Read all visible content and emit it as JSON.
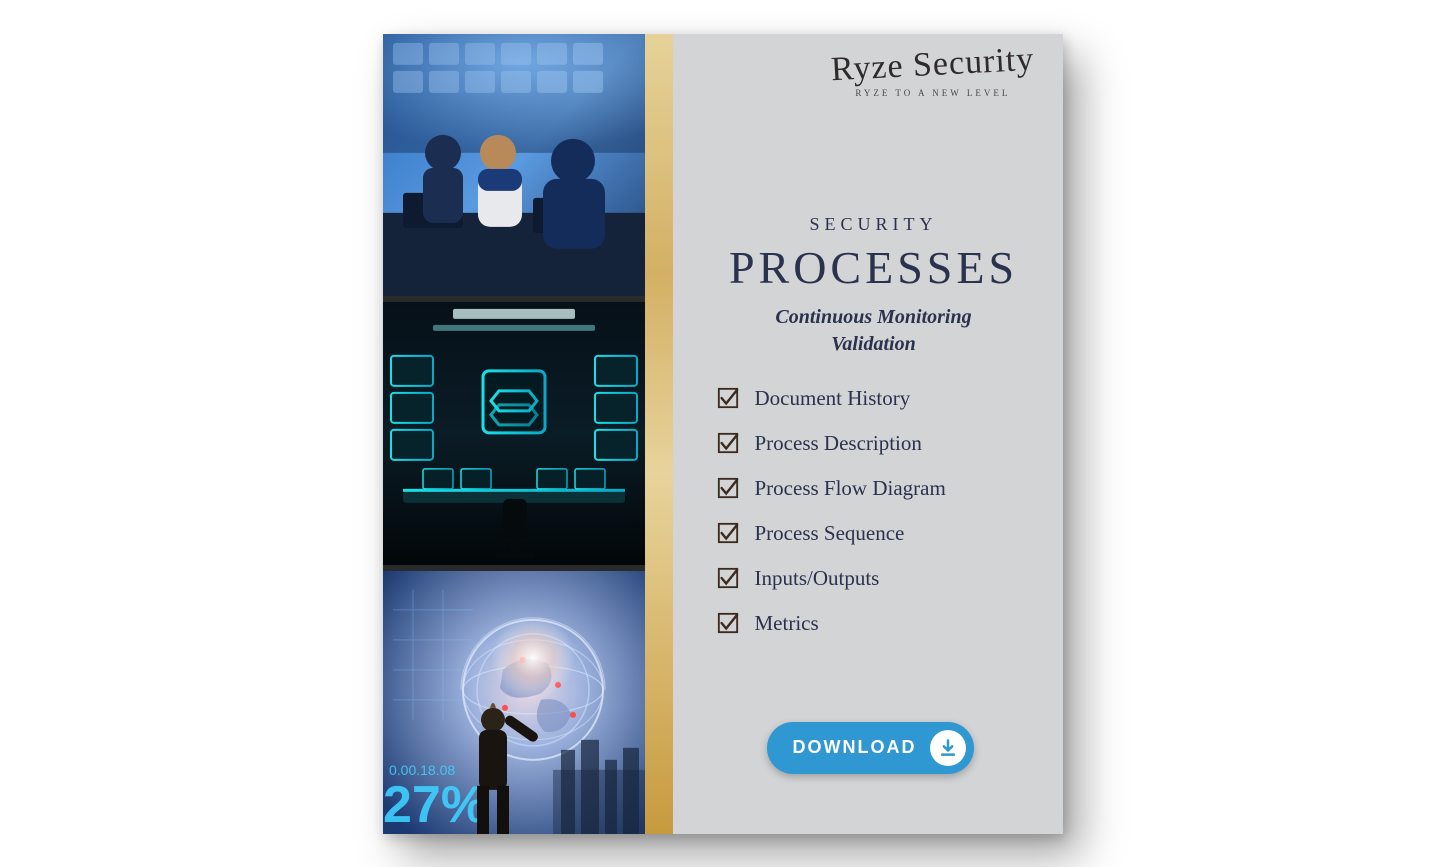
{
  "brand": {
    "logo_text": "Ryze Security",
    "tagline": "RYZE TO A NEW LEVEL"
  },
  "header": {
    "kicker": "SECURITY",
    "title": "PROCESSES",
    "subtitle_line1": "Continuous Monitoring",
    "subtitle_line2": "Validation"
  },
  "checklist": [
    {
      "label": "Document History"
    },
    {
      "label": "Process Description"
    },
    {
      "label": "Process Flow Diagram"
    },
    {
      "label": "Process Sequence"
    },
    {
      "label": "Inputs/Outputs"
    },
    {
      "label": "Metrics"
    }
  ],
  "button": {
    "label": "DOWNLOAD"
  },
  "left_images": {
    "overlay_number": "27%",
    "overlay_code": "0.00.18.08"
  },
  "colors": {
    "navy": "#2a324d",
    "gold": "#d3b064",
    "panel": "#d3d4d6",
    "button": "#2f97d1"
  }
}
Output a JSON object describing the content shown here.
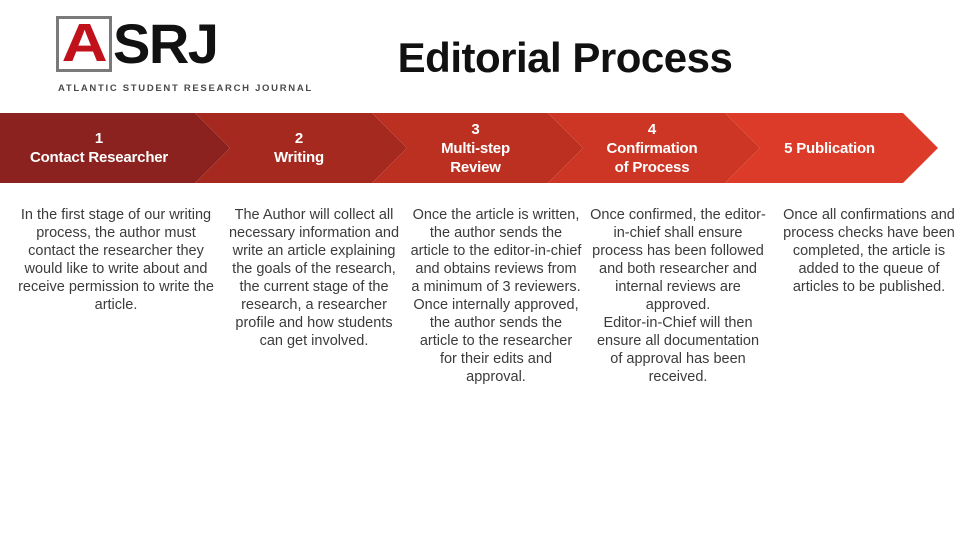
{
  "header": {
    "logo": {
      "letter_box": "A",
      "wordmark": "SRJ",
      "subtitle": "ATLANTIC STUDENT RESEARCH JOURNAL",
      "box_letter_color": "#C1121C",
      "wordmark_color": "#111111",
      "box_border_color": "#7A7A7A"
    },
    "title": "Editorial Process"
  },
  "process": {
    "steps": [
      {
        "number": "1",
        "title": "Contact Researcher",
        "header_text": "1\nContact Researcher",
        "color": "#8B2220",
        "body": "In the first stage of our writing process, the author must contact the researcher they would like to write about and receive permission to write the article."
      },
      {
        "number": "2",
        "title": "Writing",
        "header_text": "2\nWriting",
        "color": "#A5291F",
        "body": "The Author will collect all necessary information and write an article explaining the goals of the research, the current stage of the research, a researcher profile and how students can get involved."
      },
      {
        "number": "3",
        "title": "Multi-step Review",
        "header_text": "3\nMulti-step\nReview",
        "color": "#BB3021",
        "body": "Once the article is written, the author sends the article to the editor-in-chief and obtains reviews from a minimum of 3 reviewers. Once internally approved, the author sends the article to the researcher for their edits and approval."
      },
      {
        "number": "4",
        "title": "Confirmation of Process",
        "header_text": "4\nConfirmation\nof Process",
        "color": "#CD3524",
        "body": "Once confirmed, the editor-in-chief shall ensure process has been followed and both researcher and internal reviews are approved.\nEditor-in-Chief will then ensure all documentation of approval has been received."
      },
      {
        "number": "5",
        "title": "Publication",
        "header_text": "5 Publication",
        "color": "#DD3B2A",
        "body": "Once all confirmations and process checks have been completed, the article is added to the queue of articles to be published."
      }
    ]
  },
  "colors": {
    "background": "#FFFFFF",
    "body_text": "#3B3B3B",
    "header_text": "#111111",
    "chevron_text": "#FFFFFF"
  }
}
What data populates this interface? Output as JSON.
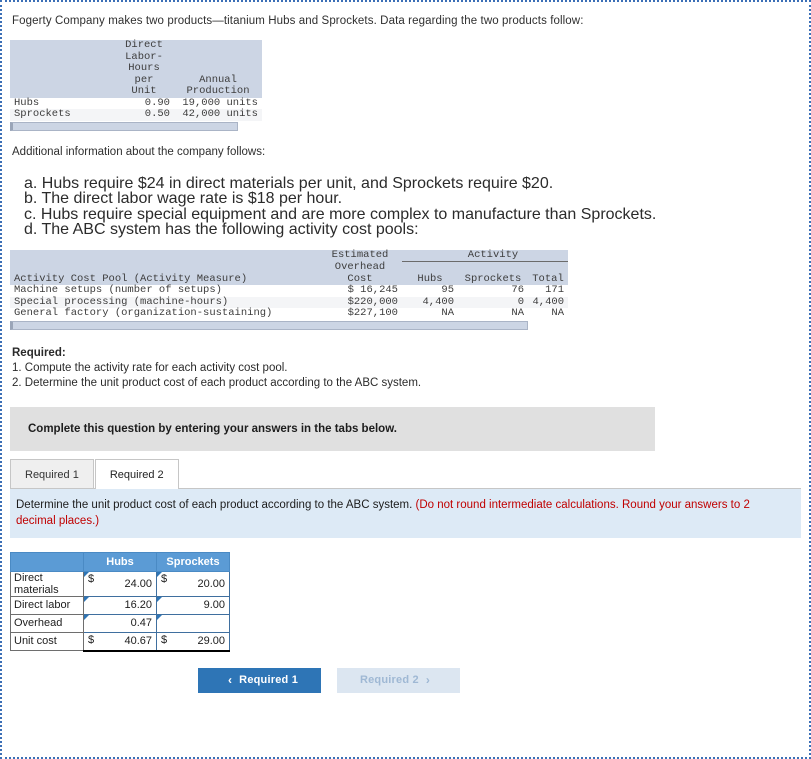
{
  "intro": "Fogerty Company makes two products—titanium Hubs and Sprockets. Data regarding the two products follow:",
  "product_table": {
    "headers": [
      "",
      "Direct Labor-Hours per Unit",
      "Annual Production"
    ],
    "header_lines": {
      "col1": [
        "Direct",
        "Labor-",
        "Hours",
        "per",
        "Unit"
      ],
      "col2": [
        "",
        "",
        "",
        "Annual",
        "Production"
      ]
    },
    "rows": [
      {
        "name": "Hubs",
        "dlh_per_unit": "0.90",
        "annual_production": "19,000 units"
      },
      {
        "name": "Sprockets",
        "dlh_per_unit": "0.50",
        "annual_production": "42,000 units"
      }
    ]
  },
  "additional_info_heading": "Additional information about the company follows:",
  "additional_info_items": [
    "a. Hubs require $24 in direct materials per unit, and Sprockets require $20.",
    "b. The direct labor wage rate is $18 per hour.",
    "c. Hubs require special equipment and are more complex to manufacture than Sprockets.",
    "d. The ABC system has the following activity cost pools:"
  ],
  "activity_table": {
    "group_header": "Activity",
    "headers": {
      "pool": "Activity Cost Pool (Activity Measure)",
      "cost_line1": "Estimated",
      "cost_line2": "Overhead",
      "cost_line3": "Cost",
      "hubs": "Hubs",
      "sprockets": "Sprockets",
      "total": "Total"
    },
    "rows": [
      {
        "pool": "Machine setups (number of setups)",
        "cost": "$ 16,245",
        "hubs": "95",
        "sprockets": "76",
        "total": "171"
      },
      {
        "pool": "Special processing (machine-hours)",
        "cost": "$220,000",
        "hubs": "4,400",
        "sprockets": "0",
        "total": "4,400"
      },
      {
        "pool": "General factory (organization-sustaining)",
        "cost": "$227,100",
        "hubs": "NA",
        "sprockets": "NA",
        "total": "NA"
      }
    ]
  },
  "required": {
    "title": "Required:",
    "items": [
      "1. Compute the activity rate for each activity cost pool.",
      "2. Determine the unit product cost of each product according to the ABC system."
    ]
  },
  "banner": "Complete this question by entering your answers in the tabs below.",
  "tabs": [
    {
      "label": "Required 1",
      "active": false
    },
    {
      "label": "Required 2",
      "active": true
    }
  ],
  "instruction": {
    "text": "Determine the unit product cost of each product according to the ABC system. ",
    "note": "(Do not round intermediate calculations. Round your answers to 2 decimal places.)"
  },
  "answer_table": {
    "corner": "",
    "columns": [
      "Hubs",
      "Sprockets"
    ],
    "rows": [
      {
        "label": "Direct materials",
        "hubs_symbol": "$",
        "hubs": "24.00",
        "sprockets_symbol": "$",
        "sprockets": "20.00",
        "total": false
      },
      {
        "label": "Direct labor",
        "hubs_symbol": "",
        "hubs": "16.20",
        "sprockets_symbol": "",
        "sprockets": "9.00",
        "total": false
      },
      {
        "label": "Overhead",
        "hubs_symbol": "",
        "hubs": "0.47",
        "sprockets_symbol": "",
        "sprockets": "",
        "total": false
      },
      {
        "label": "Unit cost",
        "hubs_symbol": "$",
        "hubs": "40.67",
        "sprockets_symbol": "$",
        "sprockets": "29.00",
        "total": true
      }
    ]
  },
  "nav": {
    "prev_label": "Required 1",
    "prev_chevron": "‹",
    "next_label": "Required 2",
    "next_chevron": "›"
  },
  "colors": {
    "header_blue": "#5b9bd5",
    "banner_grey": "#e0e0e0",
    "info_blue": "#ddeaf6",
    "note_red": "#c00000",
    "table_band": "#ccd5e4",
    "button_blue": "#2e75b6",
    "button_disabled": "#dce6f1"
  }
}
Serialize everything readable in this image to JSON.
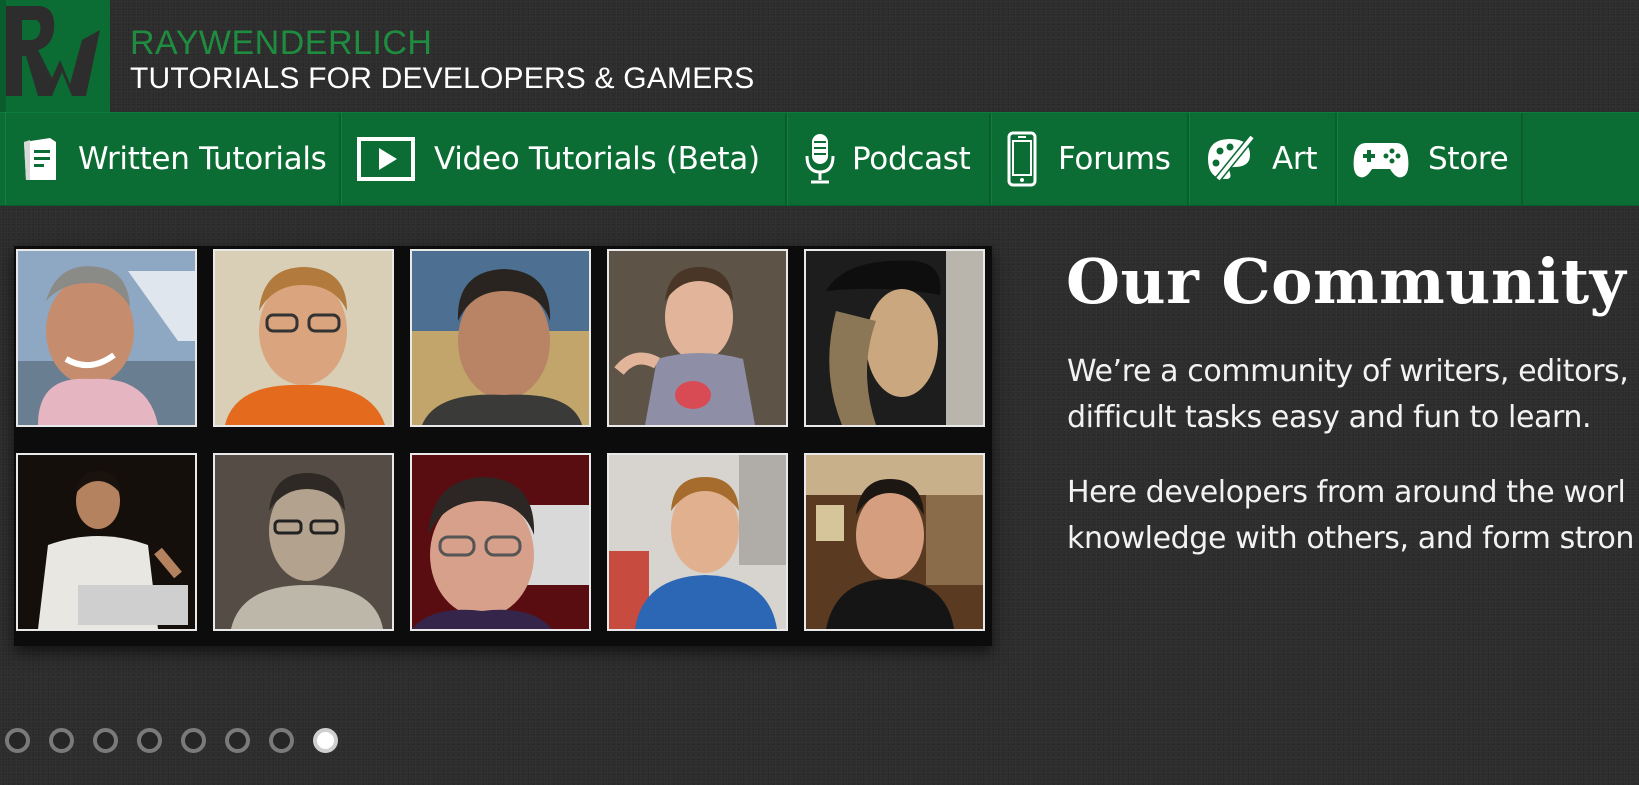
{
  "header": {
    "brand_name": "RAYWENDERLICH",
    "tagline": "TUTORIALS FOR DEVELOPERS & GAMERS",
    "brand_color": "#1f8d3f",
    "logo_icon": "rw-logo-icon"
  },
  "nav": {
    "background": "#0b6d33",
    "items": [
      {
        "label": "Written Tutorials",
        "icon": "document-icon"
      },
      {
        "label": "Video Tutorials (Beta)",
        "icon": "video-play-icon"
      },
      {
        "label": "Podcast",
        "icon": "microphone-icon"
      },
      {
        "label": "Forums",
        "icon": "phone-icon"
      },
      {
        "label": "Art",
        "icon": "paintbrush-palette-icon"
      },
      {
        "label": "Store",
        "icon": "gamepad-icon"
      }
    ]
  },
  "community": {
    "title": "Our Community",
    "paragraph1_line1": "We’re a community of writers, editors,",
    "paragraph1_line2": "difficult tasks easy and fun to learn.",
    "paragraph2_line1": "Here developers from around the worl",
    "paragraph2_line2": "knowledge with others, and form stron"
  },
  "pager": {
    "dot_count": 8,
    "active_index": 7
  }
}
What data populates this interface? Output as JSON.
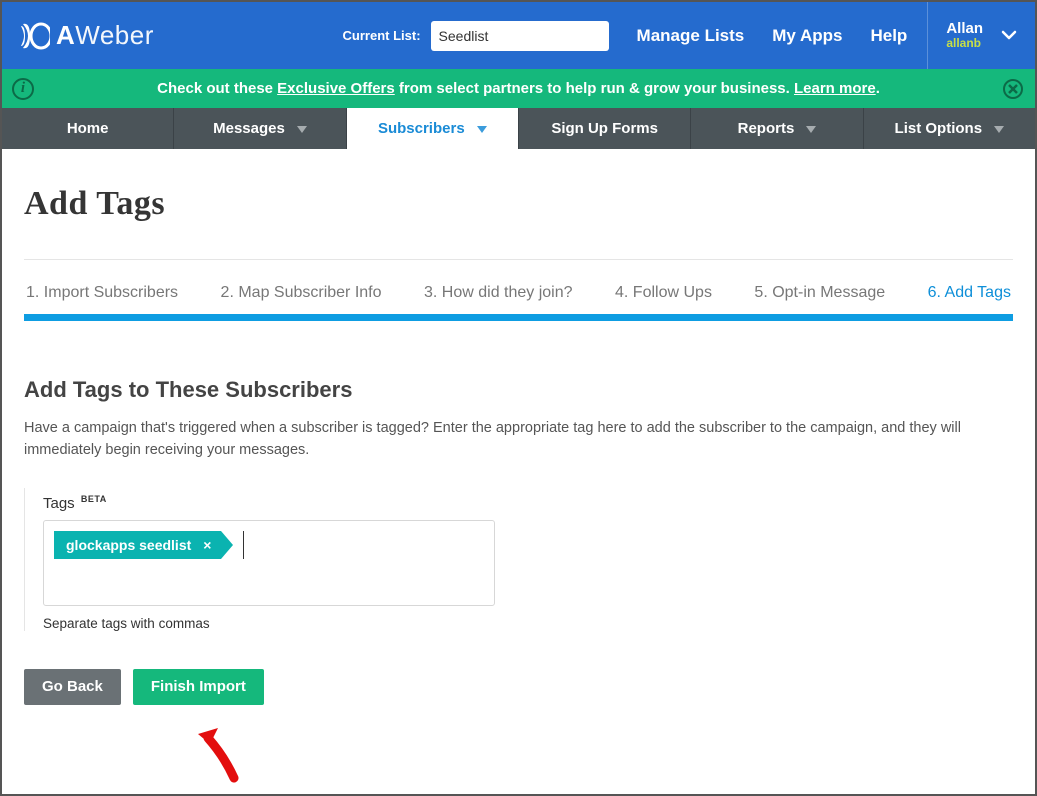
{
  "header": {
    "brand": "AWeber",
    "current_list_label": "Current List:",
    "list_value": "Seedlist",
    "nav": {
      "manage_lists": "Manage Lists",
      "my_apps": "My Apps",
      "help": "Help"
    },
    "user": {
      "name": "Allan",
      "handle": "allanb"
    }
  },
  "promo": {
    "prefix": "Check out these ",
    "link1": "Exclusive Offers",
    "middle": " from select partners to help run & grow your business. ",
    "link2": "Learn more",
    "period": "."
  },
  "mainnav": {
    "home": "Home",
    "messages": "Messages",
    "subscribers": "Subscribers",
    "sign_up_forms": "Sign Up Forms",
    "reports": "Reports",
    "list_options": "List Options"
  },
  "page": {
    "title": "Add Tags",
    "steps": [
      "1. Import Subscribers",
      "2. Map Subscriber Info",
      "3. How did they join?",
      "4. Follow Ups",
      "5. Opt-in Message",
      "6. Add Tags"
    ],
    "section_title": "Add Tags to These Subscribers",
    "section_desc": "Have a campaign that's triggered when a subscriber is tagged? Enter the appropriate tag here to add the subscriber to the campaign, and they will immediately begin receiving your messages.",
    "tags_label": "Tags ",
    "tags_badge": "BETA",
    "tag_value": "glockapps seedlist",
    "tags_hint": "Separate tags with commas",
    "go_back": "Go Back",
    "finish": "Finish Import"
  }
}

•••

▶ **Required task**: Show all lines in the entries above where the word "system" appears.

▶ **Complete output**:
    "d. The ABC system has the following activity cost pools:"
      "2. Determine the unit product cost of each product according to the ABC system."
    "text": "Determine the unit product cost of each product according to the ABC system. ",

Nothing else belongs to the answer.